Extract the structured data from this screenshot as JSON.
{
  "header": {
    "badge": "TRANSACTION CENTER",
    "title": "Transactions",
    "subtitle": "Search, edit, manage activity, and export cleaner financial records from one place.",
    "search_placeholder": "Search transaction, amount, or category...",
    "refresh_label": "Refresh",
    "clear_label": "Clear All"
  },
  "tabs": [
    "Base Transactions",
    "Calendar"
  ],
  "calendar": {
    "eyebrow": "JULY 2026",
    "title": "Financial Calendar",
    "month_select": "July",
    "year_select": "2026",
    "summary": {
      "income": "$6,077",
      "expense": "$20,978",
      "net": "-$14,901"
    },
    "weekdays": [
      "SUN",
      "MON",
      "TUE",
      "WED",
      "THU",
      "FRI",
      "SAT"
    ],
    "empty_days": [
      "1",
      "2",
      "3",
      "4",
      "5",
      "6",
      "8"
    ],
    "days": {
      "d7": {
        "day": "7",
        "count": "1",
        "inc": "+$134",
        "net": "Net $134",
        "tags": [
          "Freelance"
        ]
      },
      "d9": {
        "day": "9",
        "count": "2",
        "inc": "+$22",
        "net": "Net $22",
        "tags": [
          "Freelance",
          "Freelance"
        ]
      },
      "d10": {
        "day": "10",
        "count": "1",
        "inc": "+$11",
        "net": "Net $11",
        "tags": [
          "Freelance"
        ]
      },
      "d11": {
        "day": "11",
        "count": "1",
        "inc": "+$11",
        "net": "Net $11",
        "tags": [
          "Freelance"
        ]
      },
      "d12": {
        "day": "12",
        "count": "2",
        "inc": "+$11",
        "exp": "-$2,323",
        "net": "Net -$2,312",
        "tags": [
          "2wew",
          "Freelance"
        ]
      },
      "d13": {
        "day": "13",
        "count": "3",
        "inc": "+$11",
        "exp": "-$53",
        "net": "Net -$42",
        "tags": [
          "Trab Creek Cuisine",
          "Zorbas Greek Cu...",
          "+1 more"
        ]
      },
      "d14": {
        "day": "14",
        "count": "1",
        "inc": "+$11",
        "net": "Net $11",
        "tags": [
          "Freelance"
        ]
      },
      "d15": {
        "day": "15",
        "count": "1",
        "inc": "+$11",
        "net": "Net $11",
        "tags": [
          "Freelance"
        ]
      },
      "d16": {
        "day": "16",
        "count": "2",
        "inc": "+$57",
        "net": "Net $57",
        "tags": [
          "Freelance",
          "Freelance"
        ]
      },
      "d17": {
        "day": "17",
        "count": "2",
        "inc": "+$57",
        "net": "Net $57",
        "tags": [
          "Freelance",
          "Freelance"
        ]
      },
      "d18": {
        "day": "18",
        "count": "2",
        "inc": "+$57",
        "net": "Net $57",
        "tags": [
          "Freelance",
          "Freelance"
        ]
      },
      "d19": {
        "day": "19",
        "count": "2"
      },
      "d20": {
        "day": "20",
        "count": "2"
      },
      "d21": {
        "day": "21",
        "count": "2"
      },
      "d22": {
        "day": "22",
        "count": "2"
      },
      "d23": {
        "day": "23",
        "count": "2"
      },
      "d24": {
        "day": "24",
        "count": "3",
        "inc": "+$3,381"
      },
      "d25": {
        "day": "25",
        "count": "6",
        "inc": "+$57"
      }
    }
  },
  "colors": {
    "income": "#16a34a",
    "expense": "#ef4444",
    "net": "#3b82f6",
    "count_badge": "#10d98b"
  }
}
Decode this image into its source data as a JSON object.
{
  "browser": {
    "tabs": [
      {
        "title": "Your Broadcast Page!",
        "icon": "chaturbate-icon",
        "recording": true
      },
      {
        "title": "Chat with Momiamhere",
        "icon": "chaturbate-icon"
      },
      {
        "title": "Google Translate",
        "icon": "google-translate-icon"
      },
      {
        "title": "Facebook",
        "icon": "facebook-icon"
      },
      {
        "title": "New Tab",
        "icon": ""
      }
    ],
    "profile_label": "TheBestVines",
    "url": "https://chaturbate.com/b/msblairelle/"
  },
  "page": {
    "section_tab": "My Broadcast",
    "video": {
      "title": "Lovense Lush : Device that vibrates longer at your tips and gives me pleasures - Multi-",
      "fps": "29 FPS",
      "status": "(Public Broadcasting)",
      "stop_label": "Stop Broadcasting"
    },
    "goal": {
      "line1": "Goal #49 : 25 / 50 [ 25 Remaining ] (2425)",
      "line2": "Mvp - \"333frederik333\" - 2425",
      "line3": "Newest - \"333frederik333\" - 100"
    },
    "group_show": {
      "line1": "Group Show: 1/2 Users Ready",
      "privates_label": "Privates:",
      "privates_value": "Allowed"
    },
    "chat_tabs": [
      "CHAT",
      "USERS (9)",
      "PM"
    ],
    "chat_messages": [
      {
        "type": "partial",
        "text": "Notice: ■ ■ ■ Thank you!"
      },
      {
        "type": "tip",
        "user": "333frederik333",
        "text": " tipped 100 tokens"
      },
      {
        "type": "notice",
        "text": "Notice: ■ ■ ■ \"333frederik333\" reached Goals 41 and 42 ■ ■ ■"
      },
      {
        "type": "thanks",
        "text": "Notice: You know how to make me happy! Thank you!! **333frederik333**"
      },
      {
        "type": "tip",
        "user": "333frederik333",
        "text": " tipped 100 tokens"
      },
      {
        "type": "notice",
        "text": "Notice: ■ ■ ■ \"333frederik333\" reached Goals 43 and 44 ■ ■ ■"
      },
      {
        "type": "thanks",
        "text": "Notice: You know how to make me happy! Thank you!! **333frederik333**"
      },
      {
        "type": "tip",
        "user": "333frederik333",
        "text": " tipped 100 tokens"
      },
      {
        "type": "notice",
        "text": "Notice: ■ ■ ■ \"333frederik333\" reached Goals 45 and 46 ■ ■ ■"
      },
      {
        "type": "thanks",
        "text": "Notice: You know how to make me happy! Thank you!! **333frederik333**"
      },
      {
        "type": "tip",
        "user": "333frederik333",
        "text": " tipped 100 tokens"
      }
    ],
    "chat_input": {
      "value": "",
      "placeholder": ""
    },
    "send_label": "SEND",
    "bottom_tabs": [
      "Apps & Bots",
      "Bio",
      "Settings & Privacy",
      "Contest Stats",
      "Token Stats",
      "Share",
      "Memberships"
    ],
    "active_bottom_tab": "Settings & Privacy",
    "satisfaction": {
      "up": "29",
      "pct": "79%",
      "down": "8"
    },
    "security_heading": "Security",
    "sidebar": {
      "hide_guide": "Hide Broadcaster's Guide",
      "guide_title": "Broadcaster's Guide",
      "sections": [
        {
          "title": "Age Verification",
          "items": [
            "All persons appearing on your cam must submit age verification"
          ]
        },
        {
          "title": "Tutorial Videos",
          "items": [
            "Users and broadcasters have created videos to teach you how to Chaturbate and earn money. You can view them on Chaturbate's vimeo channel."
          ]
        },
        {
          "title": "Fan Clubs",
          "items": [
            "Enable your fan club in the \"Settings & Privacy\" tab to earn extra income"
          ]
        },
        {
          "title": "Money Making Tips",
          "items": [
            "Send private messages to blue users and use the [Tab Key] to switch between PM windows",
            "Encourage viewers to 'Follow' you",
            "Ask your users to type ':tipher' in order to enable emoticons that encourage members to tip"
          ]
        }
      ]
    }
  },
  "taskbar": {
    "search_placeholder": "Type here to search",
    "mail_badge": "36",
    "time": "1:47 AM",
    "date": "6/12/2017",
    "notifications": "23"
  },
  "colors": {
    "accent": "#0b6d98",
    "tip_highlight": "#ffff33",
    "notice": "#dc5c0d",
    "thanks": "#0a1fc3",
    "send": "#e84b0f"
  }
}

•••••

▶ _Given request_: Only lines holding the string "Privacy" are wanted; gather each one from the entries above.

▶ _Response to the exercise_:
      "Settings & Privacy",
    "active_bottom_tab": "Settings & Privacy",
            "Enable your fan club in the \"Settings & Privacy\" tab to earn extra income"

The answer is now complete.